▶ [Instructions to follow] The listing must be reproduced in full, exactly as it stands.
· · · · ·
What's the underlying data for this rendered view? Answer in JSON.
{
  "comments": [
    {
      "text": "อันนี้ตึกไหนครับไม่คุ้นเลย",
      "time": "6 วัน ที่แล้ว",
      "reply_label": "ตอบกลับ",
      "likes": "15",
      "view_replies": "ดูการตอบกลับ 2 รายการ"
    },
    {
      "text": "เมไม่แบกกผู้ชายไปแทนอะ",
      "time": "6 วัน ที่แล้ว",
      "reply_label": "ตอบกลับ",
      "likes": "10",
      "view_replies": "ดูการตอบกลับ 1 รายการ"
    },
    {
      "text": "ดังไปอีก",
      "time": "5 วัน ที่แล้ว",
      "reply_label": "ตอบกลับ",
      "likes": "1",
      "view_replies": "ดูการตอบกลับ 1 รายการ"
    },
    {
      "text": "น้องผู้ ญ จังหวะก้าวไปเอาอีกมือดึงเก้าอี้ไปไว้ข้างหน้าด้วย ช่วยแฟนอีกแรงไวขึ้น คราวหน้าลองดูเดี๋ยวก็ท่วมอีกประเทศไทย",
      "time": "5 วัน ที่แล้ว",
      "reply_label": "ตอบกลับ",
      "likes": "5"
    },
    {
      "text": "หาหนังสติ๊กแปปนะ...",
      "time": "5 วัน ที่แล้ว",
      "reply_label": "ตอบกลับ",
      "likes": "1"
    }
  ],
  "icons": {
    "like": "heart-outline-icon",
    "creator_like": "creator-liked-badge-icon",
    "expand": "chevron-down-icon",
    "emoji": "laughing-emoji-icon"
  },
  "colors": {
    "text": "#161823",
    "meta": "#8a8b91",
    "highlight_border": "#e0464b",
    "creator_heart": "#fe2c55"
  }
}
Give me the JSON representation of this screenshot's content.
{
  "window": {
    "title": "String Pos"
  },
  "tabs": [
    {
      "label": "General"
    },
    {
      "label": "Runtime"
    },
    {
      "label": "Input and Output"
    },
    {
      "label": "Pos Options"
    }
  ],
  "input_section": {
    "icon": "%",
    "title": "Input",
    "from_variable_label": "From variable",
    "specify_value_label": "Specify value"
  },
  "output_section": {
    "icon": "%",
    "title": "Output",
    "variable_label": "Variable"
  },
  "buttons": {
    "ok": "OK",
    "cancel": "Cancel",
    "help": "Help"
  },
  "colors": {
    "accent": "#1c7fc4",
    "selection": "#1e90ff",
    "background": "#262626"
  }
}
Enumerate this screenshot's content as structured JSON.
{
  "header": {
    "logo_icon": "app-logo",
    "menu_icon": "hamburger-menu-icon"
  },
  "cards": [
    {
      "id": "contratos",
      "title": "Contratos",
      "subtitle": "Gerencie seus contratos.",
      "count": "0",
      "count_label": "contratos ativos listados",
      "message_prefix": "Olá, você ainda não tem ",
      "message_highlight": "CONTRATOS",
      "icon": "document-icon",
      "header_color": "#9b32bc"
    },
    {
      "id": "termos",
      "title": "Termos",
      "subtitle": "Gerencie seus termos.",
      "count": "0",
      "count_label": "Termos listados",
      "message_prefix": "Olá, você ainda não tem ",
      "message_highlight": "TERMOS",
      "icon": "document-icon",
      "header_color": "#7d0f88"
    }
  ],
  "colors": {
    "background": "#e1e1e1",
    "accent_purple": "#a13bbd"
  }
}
· · · · ·
▶ [Exercise answer]
What's the underlying data for this rendered view? Answer in JSON.
{
  "comments": [
    {
      "text": "อันนี้ตึกไหนครับไม่คุ้นเลย",
      "time": "6 วัน ที่แล้ว",
      "reply_label": "ตอบกลับ",
      "likes": "15",
      "view_replies": "ดูการตอบกลับ 2 รายการ"
    },
    {
      "text": "เมไม่แบกกผู้ชายไปแทนอะ",
      "time": "6 วัน ที่แล้ว",
      "reply_label": "ตอบกลับ",
      "likes": "10",
      "view_replies": "ดูการตอบกลับ 1 รายการ"
    },
    {
      "text": "ดังไปอีก",
      "time": "5 วัน ที่แล้ว",
      "reply_label": "ตอบกลับ",
      "likes": "1",
      "view_replies": "ดูการตอบกลับ 1 รายการ"
    },
    {
      "text": "น้องผู้ ญ จังหวะก้าวไปเอาอีกมือดึงเก้าอี้ไปไว้ข้างหน้าด้วย ช่วยแฟนอีกแรงไวขึ้น คราวหน้าลองดูเดี๋ยวก็ท่วมอีกประเทศไทย",
      "time": "5 วัน ที่แล้ว",
      "reply_label": "ตอบกลับ",
      "likes": "5"
    },
    {
      "text": "หาหนังสติ๊กแปปนะ...",
      "time": "5 วัน ที่แล้ว",
      "reply_label": "ตอบกลับ",
      "likes": "1"
    }
  ],
  "icons": {
    "like": "heart-outline-icon",
    "creator_like": "creator-liked-badge-icon",
    "expand": "chevron-down-icon",
    "emoji": "laughing-emoji-icon"
  },
  "colors": {
    "text": "#161823",
    "meta": "#8a8b91",
    "highlight_border": "#e0464b",
    "creator_heart": "#fe2c55"
  }
}
Give me the JSON representation of this screenshot's content.
{
  "window": {
    "title": "String Pos"
  },
  "tabs": [
    {
      "label": "General"
    },
    {
      "label": "Runtime"
    },
    {
      "label": "Input and Output"
    },
    {
      "label": "Pos Options"
    }
  ],
  "input_section": {
    "icon": "%",
    "title": "Input",
    "from_variable_label": "From variable",
    "specify_value_label": "Specify value"
  },
  "output_section": {
    "icon": "%",
    "title": "Output",
    "variable_label": "Variable"
  },
  "buttons": {
    "ok": "OK",
    "cancel": "Cancel",
    "help": "Help"
  },
  "colors": {
    "accent": "#1c7fc4",
    "selection": "#1e90ff",
    "background": "#262626"
  }
}
Enumerate this screenshot's content as structured JSON.
{
  "header": {
    "logo_icon": "app-logo",
    "menu_icon": "hamburger-menu-icon"
  },
  "cards": [
    {
      "id": "contratos",
      "title": "Contratos",
      "subtitle": "Gerencie seus contratos.",
      "count": "0",
      "count_label": "contratos ativos listados",
      "message_prefix": "Olá, você ainda não tem ",
      "message_highlight": "CONTRATOS",
      "icon": "document-icon",
      "header_color": "#9b32bc"
    },
    {
      "id": "termos",
      "title": "Termos",
      "subtitle": "Gerencie seus termos.",
      "count": "0",
      "count_label": "Termos listados",
      "message_prefix": "Olá, você ainda não tem ",
      "message_highlight": "TERMOS",
      "icon": "document-icon",
      "header_color": "#7d0f88"
    }
  ],
  "colors": {
    "background": "#e1e1e1",
    "accent_purple": "#a13bbd"
  }
}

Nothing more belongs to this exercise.